Written problem A —
Reproduce the trade skills talk below, everything from "Number two is" down to "today's business world.".
Written problem B —
Carry on the talk about five business trade skills from its last sentence.

5 Trade Skills That Will Accelerate Your Success in Business

Rob:

Hey, everybody. This is Rob, and here's an idea worth playing with. Today, I wanna talk about five trade skills that I think are essential in business and really in life too. If you've been following me for a while, you'll know I reread Paul Hawkins' excellent book called Growing a Business. I read it every single year.

Rob:

Whenever I hit a sticky patch in my own business, I flick the book open any page, any chapter. There's always something useful. It really is a wonderful book, so much so you may as well dip almost the entire book in highlighter fluid. But one chapter really stood out for me. This is where Paul Hawken introduces an idea from two authors called Phillips and Raspberry from their book Honest Business.

Rob:

And honestly, I've never managed to track this book down. So, of course, if you know how I can get a copy of this book, please do let me know. They talk about what they call trade skills. Now, they list four of them and then Paul Hawken adds a fifth to it. The original four, persistence.

Rob:

Number two is the ability to face facts. Number three is the ability to minimize risks. Number four is the ability to be a hands on learner. And then the fifth one that Paul Hawken adds is the ability to grasp numbers. Now looking at these five trade skills, I can't think of any that are more relevant in today's business world.

Data lines —
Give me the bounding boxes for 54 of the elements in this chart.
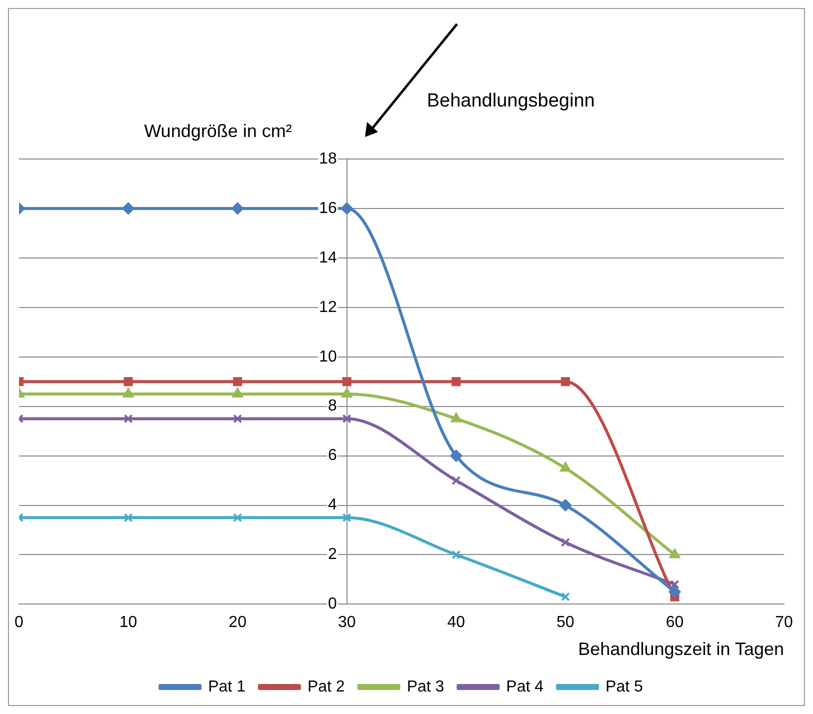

Task response A —
Number two is the ability to face facts. Number three is the ability to minimize risks. Number four is the ability to be a hands on learner. And then the fifth one that Paul Hawken adds is the ability to grasp numbers. Now looking at these five trade skills, I can't think of any that are more relevant in today's business world.

Task response B —
Rob:

If you're a long term listener or you're a reader of Cultivated Management or any of my work, you'll know that actually I focus on behaviors, not necessarily skills, but I will call them skills here in this podcast because that's what the original authors called them. But think about these more in terms of a buckets of behaviors. So a few years ago, I was helping a company recruit hundreds and hundreds of new people. They sent me a few candidates, quite a lot of candidates with glowing CVs. You know, they had every certification you could imagine.

Rob:

They seemed to have a wealth of experience. Now, obviously, with a CV, you can't always tell. So during the interview, of course, we dug deep into the behaviors and the outcomes and the results that these people achieved. Yet, I rejected almost every one of them, literally probably 99% of these seemingly awesome, outstanding, amazing candidates. Now, as you can imagine, the HR team and the recruiting team were getting pretty frustrated with me.

Rob:

So I offered them some advice on, you know, what kind of candidates we're looking for. They ultimately wanted to know why was I rejecting these people. Now the reality is, if you've listened to any of my work, you wanna keep that bar high when you're recruiting. I mean, recruiting is pretty much one of the most fundamental aspects a leader or a manager or a team lead could do. You get recruiting wrong, you make your whole life and the life of the employees and teams and business harder if you get it wrong when you come to recruiting.

Rob:

So I wanted that high bar and I wanted to keep it there, and these people just didn't meet it. Now when I was chatting with HR and the recruiters, I essentially boiled this sort of feedback and the rejection down to two core behaviors. The first one is commercial awareness. Now that's basically all of those five trade skills combined together is what I would call commercial acumen or commercial awareness. Understanding how leaders and managers and businesses actually run.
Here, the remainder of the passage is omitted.